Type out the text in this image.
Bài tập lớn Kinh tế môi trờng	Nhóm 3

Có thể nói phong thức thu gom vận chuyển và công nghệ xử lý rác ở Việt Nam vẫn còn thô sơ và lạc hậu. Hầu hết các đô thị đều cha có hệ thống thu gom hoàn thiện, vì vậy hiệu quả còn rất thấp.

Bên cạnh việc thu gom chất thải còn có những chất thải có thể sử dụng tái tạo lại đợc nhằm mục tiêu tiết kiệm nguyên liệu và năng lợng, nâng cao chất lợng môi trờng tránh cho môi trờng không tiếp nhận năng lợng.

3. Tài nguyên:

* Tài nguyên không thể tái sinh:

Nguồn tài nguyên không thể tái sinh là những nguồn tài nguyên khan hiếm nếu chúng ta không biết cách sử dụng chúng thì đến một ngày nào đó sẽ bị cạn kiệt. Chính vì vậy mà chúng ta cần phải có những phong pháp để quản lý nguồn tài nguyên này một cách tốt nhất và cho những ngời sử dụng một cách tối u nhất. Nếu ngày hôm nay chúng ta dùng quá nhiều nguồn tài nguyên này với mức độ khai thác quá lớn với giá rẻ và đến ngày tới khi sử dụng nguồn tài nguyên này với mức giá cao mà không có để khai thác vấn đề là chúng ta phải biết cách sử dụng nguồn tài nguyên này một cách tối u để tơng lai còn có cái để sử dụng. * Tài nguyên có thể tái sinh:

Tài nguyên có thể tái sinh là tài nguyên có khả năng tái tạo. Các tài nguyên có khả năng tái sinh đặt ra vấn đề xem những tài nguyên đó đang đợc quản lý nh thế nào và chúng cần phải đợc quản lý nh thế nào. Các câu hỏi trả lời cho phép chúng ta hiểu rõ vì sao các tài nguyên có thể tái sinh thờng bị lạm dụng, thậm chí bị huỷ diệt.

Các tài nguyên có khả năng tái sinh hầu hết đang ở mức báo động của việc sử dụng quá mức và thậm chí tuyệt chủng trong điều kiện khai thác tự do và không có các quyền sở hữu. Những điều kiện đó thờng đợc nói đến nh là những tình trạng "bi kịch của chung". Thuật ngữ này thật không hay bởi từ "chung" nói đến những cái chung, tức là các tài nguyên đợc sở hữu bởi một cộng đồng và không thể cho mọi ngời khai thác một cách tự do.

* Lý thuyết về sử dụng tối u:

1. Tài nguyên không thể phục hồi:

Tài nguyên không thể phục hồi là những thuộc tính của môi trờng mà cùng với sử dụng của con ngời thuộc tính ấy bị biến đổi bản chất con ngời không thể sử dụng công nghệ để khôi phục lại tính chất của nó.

WHAT YOU HAVE TO DO: Pick out and copy the lines of the material that include the word "phải".

WRITTEN ANSWER:
Nguồn tài nguyên không thể tái sinh là những nguồn tài nguyên khan hiếm nếu chúng ta không biết cách sử dụng chúng thì đến một ngày nào đó sẽ bị cạn kiệt. Chính vì vậy mà chúng ta cần phải có những phong pháp để quản lý nguồn tài nguyên này một cách tốt nhất và cho những ngời sử dụng một cách tối u nhất. Nếu ngày hôm nay chúng ta dùng quá nhiều nguồn tài nguyên này với mức độ khai thác quá lớn với giá rẻ và đến ngày tới khi sử dụng nguồn tài nguyên này với mức giá cao mà không có để khai thác vấn đề là chúng ta phải biết cách sử dụng nguồn tài nguyên này một cách tối u để tơng lai còn có cái để sử dụng. * Tài nguyên có thể tái sinh:
Tài nguyên có thể tái sinh là tài nguyên có khả năng tái tạo. Các tài nguyên có khả năng tái sinh đặt ra vấn đề xem những tài nguyên đó đang đợc quản lý nh thế nào và chúng cần phải đợc quản lý nh thế nào. Các câu hỏi trả lời cho phép chúng ta hiểu rõ vì sao các tài nguyên có thể tái sinh thờng bị lạm dụng, thậm chí bị huỷ diệt.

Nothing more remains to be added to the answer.